■ EXERCISE DESCRIPTION
Return each line containing "true".

■ GIVEN RECORDS
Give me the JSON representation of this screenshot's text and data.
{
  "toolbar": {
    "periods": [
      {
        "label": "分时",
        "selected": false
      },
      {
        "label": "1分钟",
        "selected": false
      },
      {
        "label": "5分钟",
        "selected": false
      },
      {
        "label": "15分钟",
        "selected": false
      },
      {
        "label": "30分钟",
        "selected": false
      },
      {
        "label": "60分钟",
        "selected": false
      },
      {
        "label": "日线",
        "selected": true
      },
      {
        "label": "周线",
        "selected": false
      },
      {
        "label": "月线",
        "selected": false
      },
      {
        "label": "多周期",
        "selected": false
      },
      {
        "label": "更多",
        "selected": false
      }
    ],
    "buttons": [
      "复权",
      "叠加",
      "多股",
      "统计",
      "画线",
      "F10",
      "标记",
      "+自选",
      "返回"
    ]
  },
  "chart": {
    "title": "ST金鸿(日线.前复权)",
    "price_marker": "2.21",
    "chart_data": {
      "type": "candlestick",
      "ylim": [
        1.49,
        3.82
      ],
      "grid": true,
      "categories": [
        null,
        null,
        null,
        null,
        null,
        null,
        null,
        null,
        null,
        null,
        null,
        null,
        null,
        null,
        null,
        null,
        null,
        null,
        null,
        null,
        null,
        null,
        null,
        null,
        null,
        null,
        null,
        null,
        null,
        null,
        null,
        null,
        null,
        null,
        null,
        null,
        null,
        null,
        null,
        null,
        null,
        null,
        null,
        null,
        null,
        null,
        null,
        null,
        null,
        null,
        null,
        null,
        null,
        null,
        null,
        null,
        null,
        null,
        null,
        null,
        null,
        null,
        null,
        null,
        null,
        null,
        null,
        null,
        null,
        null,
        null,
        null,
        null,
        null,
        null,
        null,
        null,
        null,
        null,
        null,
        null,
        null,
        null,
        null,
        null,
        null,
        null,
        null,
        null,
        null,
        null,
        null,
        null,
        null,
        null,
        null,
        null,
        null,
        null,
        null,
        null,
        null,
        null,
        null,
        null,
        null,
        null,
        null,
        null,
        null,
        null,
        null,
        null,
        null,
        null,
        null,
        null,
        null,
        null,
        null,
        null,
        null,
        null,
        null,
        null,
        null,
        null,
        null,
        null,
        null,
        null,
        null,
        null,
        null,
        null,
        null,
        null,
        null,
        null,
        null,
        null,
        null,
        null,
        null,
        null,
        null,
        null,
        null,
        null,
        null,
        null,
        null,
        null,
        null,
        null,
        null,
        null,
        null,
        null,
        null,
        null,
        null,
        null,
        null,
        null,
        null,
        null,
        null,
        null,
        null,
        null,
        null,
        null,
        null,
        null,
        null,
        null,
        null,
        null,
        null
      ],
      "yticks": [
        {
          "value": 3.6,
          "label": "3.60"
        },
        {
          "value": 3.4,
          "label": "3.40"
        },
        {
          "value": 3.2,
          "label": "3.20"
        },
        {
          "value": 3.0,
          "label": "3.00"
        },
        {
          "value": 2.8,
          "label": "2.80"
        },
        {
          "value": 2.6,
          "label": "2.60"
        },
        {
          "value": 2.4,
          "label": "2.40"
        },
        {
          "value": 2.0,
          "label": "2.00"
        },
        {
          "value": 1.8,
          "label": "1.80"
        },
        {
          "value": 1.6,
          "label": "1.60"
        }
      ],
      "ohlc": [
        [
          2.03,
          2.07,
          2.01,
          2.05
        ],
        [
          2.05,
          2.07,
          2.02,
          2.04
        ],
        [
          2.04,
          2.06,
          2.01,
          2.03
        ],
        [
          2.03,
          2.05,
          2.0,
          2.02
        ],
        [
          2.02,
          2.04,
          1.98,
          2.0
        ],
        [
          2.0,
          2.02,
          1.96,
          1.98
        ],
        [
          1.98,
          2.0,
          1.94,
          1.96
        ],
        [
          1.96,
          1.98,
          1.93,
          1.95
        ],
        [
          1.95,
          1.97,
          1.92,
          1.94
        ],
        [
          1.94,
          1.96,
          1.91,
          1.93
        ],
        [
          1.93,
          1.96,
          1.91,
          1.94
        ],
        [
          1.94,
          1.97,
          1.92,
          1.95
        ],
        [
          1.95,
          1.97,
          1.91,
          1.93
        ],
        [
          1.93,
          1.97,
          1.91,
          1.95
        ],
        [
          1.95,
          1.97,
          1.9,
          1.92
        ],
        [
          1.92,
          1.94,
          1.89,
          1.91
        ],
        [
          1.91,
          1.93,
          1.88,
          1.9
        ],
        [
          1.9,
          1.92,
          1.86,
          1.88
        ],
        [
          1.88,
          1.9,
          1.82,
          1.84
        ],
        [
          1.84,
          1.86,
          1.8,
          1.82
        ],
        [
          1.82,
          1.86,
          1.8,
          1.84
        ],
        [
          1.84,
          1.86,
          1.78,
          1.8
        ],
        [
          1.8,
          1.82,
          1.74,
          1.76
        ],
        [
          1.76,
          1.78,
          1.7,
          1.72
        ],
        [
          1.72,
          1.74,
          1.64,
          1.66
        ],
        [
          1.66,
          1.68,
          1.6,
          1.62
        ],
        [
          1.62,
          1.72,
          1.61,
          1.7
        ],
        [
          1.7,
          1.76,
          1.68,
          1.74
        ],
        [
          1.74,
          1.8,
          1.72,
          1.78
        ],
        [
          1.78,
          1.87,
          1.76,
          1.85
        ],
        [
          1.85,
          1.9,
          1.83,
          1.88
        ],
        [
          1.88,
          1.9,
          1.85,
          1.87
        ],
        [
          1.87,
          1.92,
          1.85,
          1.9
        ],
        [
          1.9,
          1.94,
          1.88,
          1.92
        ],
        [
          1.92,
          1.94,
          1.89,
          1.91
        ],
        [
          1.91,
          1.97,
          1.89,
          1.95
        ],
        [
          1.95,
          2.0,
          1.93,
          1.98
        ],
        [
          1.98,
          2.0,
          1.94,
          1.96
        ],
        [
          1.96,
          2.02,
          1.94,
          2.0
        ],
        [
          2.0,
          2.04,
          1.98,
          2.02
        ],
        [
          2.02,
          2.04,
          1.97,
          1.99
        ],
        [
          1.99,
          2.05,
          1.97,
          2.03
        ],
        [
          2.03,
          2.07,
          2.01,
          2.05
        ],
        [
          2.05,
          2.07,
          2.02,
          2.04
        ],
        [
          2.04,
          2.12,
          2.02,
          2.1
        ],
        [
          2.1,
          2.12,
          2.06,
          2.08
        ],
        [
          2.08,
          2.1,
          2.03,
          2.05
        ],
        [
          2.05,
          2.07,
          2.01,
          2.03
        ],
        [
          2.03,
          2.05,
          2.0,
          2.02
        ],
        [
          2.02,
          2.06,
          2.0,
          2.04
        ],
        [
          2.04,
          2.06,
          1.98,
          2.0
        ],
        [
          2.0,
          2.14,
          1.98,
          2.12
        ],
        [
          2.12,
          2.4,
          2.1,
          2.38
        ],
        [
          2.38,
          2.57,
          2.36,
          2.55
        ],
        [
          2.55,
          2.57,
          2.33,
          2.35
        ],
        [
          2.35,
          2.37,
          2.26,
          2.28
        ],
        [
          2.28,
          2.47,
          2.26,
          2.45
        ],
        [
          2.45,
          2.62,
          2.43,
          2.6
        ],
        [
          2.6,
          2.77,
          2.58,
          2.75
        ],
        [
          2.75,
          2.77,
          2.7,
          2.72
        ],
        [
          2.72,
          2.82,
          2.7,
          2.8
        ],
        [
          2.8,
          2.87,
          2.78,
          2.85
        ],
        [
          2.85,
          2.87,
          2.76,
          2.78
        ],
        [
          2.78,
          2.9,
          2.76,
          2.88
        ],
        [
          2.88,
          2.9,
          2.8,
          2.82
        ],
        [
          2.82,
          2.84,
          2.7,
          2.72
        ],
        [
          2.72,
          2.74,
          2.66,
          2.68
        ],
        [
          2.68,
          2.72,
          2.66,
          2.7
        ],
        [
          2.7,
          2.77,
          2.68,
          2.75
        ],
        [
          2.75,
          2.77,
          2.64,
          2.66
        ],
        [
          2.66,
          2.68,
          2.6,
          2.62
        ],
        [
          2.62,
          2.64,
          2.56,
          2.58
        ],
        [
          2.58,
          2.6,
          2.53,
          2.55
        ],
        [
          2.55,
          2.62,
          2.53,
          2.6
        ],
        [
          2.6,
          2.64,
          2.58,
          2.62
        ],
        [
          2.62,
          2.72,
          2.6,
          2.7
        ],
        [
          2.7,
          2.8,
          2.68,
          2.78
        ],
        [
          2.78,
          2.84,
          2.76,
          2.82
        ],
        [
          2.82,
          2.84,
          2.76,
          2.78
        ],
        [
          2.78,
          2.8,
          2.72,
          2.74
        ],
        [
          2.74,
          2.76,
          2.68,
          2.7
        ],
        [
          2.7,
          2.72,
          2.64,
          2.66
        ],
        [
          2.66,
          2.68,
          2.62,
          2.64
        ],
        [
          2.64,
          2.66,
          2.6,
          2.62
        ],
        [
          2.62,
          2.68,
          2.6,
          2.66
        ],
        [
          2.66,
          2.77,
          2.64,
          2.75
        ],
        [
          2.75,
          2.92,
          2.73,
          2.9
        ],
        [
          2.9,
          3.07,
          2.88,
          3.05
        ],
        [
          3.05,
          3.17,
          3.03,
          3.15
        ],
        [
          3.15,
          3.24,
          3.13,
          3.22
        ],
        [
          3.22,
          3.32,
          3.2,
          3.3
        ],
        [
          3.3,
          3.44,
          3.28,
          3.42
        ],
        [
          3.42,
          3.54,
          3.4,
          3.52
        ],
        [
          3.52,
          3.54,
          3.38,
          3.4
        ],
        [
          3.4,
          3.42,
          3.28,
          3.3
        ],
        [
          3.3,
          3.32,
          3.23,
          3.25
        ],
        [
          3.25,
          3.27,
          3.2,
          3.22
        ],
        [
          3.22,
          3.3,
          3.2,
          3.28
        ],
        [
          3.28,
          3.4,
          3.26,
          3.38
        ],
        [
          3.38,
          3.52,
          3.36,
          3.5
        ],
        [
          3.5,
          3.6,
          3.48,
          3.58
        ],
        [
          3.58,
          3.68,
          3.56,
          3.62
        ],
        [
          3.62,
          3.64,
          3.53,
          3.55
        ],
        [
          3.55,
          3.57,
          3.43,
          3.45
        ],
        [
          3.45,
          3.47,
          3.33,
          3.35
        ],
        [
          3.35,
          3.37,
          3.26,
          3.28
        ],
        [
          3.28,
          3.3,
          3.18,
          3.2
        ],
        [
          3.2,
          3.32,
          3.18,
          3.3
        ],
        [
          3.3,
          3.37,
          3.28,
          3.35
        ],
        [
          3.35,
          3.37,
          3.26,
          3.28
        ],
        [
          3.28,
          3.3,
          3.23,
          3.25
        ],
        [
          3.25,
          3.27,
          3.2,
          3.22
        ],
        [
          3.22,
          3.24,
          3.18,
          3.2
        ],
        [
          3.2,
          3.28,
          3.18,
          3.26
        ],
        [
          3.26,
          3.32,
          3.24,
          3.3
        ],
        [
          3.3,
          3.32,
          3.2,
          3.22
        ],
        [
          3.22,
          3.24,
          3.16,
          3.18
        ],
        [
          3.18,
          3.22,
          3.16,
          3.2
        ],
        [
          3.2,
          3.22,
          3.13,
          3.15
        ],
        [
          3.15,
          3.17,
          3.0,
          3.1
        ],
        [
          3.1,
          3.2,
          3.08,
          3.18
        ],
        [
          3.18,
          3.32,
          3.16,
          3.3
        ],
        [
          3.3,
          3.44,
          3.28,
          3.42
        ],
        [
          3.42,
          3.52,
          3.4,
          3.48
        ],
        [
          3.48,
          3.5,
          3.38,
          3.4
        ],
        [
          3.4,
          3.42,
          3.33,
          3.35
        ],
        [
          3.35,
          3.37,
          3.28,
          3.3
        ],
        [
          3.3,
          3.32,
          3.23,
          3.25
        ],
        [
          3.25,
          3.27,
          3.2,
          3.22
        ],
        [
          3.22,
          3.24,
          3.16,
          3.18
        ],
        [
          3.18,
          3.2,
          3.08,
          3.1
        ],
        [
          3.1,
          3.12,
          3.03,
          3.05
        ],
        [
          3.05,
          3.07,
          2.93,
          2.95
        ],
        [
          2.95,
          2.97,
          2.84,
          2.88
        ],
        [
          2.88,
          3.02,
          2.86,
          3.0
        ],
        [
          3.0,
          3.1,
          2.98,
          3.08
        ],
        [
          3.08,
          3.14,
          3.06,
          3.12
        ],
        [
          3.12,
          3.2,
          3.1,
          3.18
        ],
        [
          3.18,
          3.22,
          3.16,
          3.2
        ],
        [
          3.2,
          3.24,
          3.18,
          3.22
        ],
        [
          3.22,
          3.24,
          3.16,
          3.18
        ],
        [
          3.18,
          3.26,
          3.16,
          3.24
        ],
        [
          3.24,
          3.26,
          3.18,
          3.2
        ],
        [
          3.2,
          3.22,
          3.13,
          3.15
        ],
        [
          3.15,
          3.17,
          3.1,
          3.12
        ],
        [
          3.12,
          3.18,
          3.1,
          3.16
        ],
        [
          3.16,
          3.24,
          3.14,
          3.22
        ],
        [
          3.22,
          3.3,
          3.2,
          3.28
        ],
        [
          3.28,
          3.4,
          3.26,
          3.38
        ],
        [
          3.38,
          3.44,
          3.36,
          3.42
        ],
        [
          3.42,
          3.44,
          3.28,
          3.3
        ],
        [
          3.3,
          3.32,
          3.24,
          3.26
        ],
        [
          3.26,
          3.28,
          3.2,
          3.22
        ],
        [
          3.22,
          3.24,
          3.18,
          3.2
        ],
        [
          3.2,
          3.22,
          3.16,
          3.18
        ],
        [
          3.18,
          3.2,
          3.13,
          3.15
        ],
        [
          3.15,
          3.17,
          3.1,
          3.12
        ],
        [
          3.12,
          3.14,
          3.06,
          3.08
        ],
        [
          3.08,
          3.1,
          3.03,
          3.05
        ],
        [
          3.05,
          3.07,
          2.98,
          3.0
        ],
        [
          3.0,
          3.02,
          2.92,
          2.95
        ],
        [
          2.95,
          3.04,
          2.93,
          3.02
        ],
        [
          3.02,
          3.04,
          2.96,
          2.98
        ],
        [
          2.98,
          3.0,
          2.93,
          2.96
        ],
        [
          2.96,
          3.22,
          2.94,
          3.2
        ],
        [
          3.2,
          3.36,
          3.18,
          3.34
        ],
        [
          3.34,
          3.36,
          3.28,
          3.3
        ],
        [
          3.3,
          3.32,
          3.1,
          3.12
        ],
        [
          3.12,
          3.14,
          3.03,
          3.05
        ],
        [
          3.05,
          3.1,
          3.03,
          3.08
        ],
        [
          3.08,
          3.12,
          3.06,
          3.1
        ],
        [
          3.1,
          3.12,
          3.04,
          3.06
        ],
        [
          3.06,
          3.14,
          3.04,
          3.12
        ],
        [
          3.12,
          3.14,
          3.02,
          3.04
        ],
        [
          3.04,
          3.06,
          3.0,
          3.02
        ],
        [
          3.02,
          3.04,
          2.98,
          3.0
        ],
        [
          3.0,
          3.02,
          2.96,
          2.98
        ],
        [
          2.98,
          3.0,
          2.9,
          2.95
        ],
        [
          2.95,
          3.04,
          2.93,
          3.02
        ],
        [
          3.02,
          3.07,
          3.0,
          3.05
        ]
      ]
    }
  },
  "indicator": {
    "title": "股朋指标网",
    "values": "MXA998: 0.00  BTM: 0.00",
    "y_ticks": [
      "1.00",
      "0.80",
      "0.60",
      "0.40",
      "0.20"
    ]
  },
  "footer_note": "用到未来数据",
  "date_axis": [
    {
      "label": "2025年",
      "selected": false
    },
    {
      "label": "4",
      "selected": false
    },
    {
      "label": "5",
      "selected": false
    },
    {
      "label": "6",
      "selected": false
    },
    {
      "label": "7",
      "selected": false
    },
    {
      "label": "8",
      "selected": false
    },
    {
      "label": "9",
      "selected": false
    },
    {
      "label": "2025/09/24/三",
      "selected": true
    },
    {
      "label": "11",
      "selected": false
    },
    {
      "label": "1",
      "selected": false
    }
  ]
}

■ SOLUTION BELOW
        "selected": true
      "grid": true,
      "selected": true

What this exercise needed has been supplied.